→ **RECORDS FOR PROCESSING**:
______
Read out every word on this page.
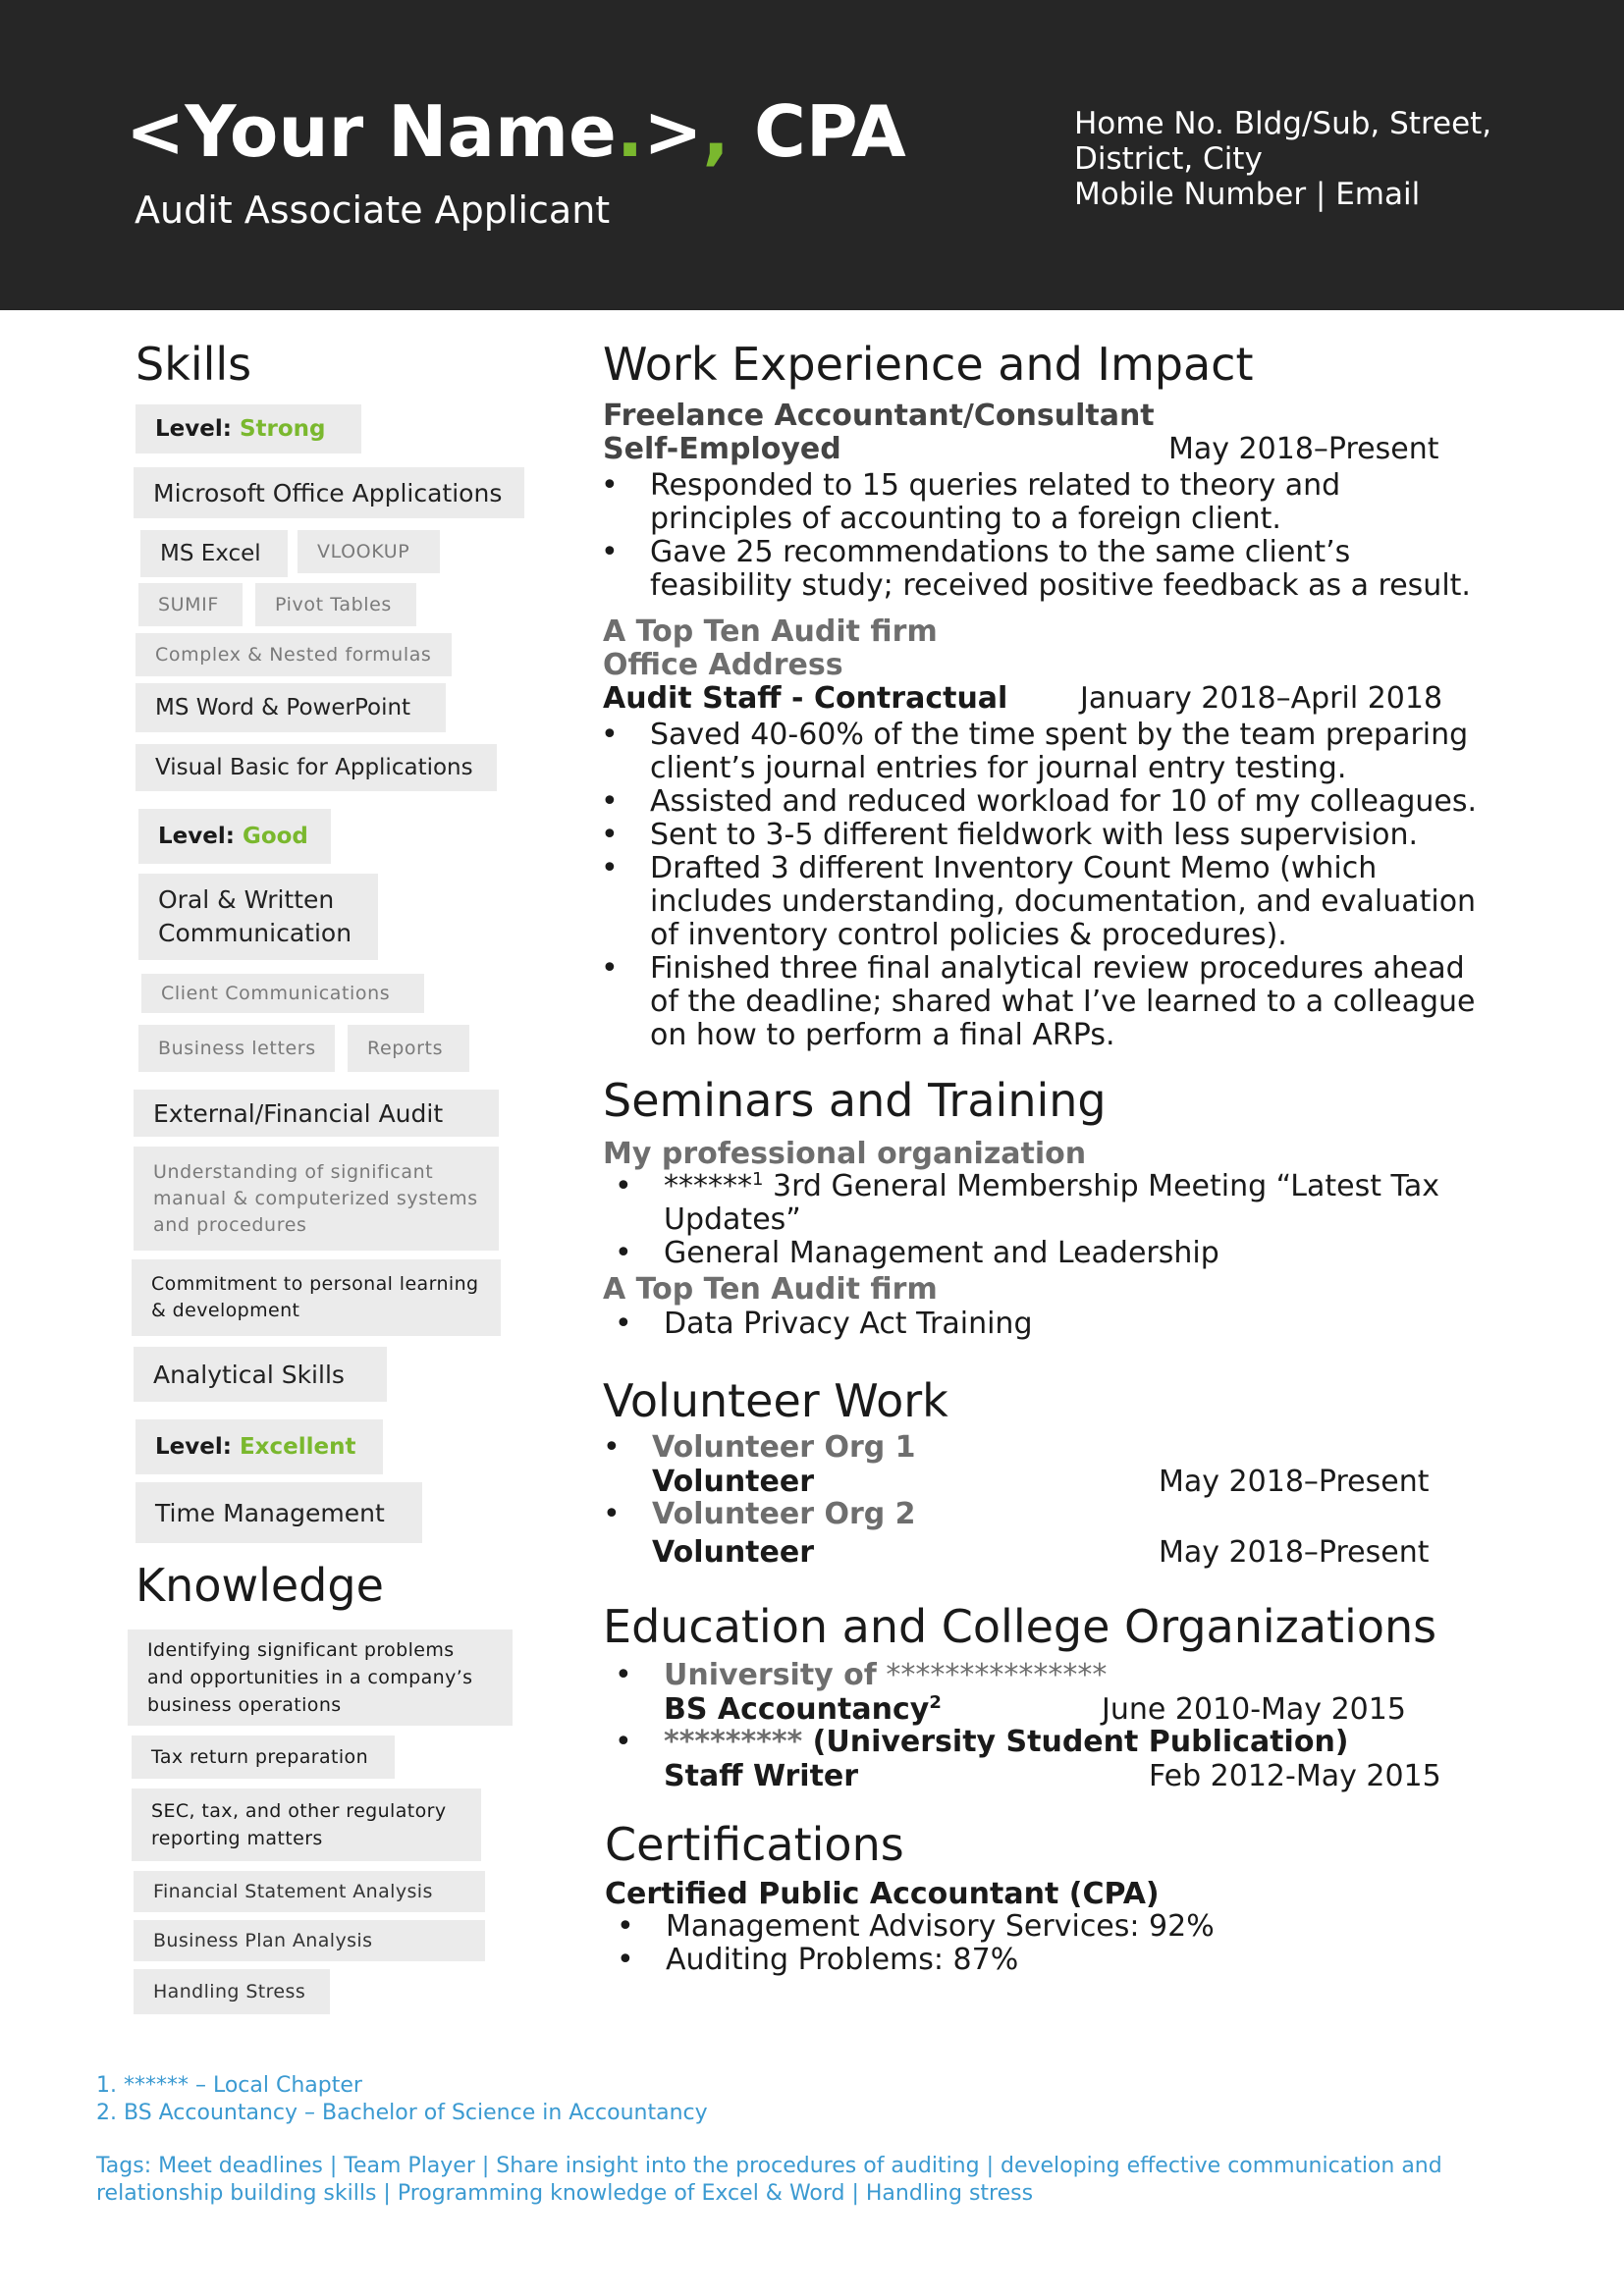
<Your Name.>, CPA
Audit Associate Applicant
Home No. Bldg/Sub, Street,
District, City
Mobile Number | Email
Skills
Level:
Strong
Microsoft Office Applications
MS Excel	VLOOKUP
SUMIF	Pivot Tables
Complex & Nested formulas
MS Word & PowerPoint
Visual Basic for Applications
Level:
Good
Oral & Written
Communication
Client Communications
Business letters	Reports
External/Financial Audit
Understanding of significant
manual & computerized systems
and procedures
Commitment to personal learning
& development
Analytical Skills
Level:
Excellent
Time Management
Knowledge
Identifying significant problems
and opportunities in a company’s
business operations
Tax return preparation
SEC, tax, and other regulatory
reporting matters
Financial Statement Analysis
Business Plan Analysis
Handling Stress
Work Experience and Impact
Freelance Accountant/Consultant
Self-Employed	May 2018–Present
• Responded to 15 queries related to theory and
principles of accounting to a foreign client.
• Gave 25 recommendations to the same client’s
feasibility study; received positive feedback as a result.
A Top Ten Audit firm
Office Address
Audit Staff - Contractual January 2018–April 2018
• Saved 40-60% of the time spent by the team preparing
client’s journal entries for journal entry testing.
• Assisted and reduced workload for 10 of my colleagues.
• Sent to 3-5 different fieldwork with less supervision.
• Drafted 3 different Inventory Count Memo (which
includes understanding, documentation, and evaluation
of inventory control policies & procedures).
• Finished three final analytical review procedures ahead
of the deadline; shared what I’ve learned to a colleague
on how to perform a final ARPs.
Seminars and Training
My professional organization
• ******$^1$ 3rd General Membership Meeting “Latest Tax
Updates”
• General Management and Leadership
A Top Ten Audit firm
• Data Privacy Act Training
Volunteer Work
• Volunteer Org 1
Volunteer	May 2018–Present
• Volunteer Org 2
Volunteer	May 2018–Present
Education and College Organizations
• University of ***************
BS Accountancy$^2$	June 2010-May 2015
• ********* (University Student Publication)
Staff Writer	Feb 2012-May 2015
Certifications
Certified Public Accountant (CPA)
• Management Advisory Services: 92%
• Auditing Problems: 87%
1. ****** – Local Chapter
2. BS Accountancy – Bachelor of Science in Accountancy
Tags: Meet deadlines | Team Player | Share insight into the procedures of auditing | developing effective communication and
relationship building skills | Programming knowledge of Excel & Word | Handling stress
______
From the data above, pick out each line containing "Handling" and copy it.

→ **TASK RESULT**:
Handling Stress
relationship building skills | Programming knowledge of Excel & Word | Handling stress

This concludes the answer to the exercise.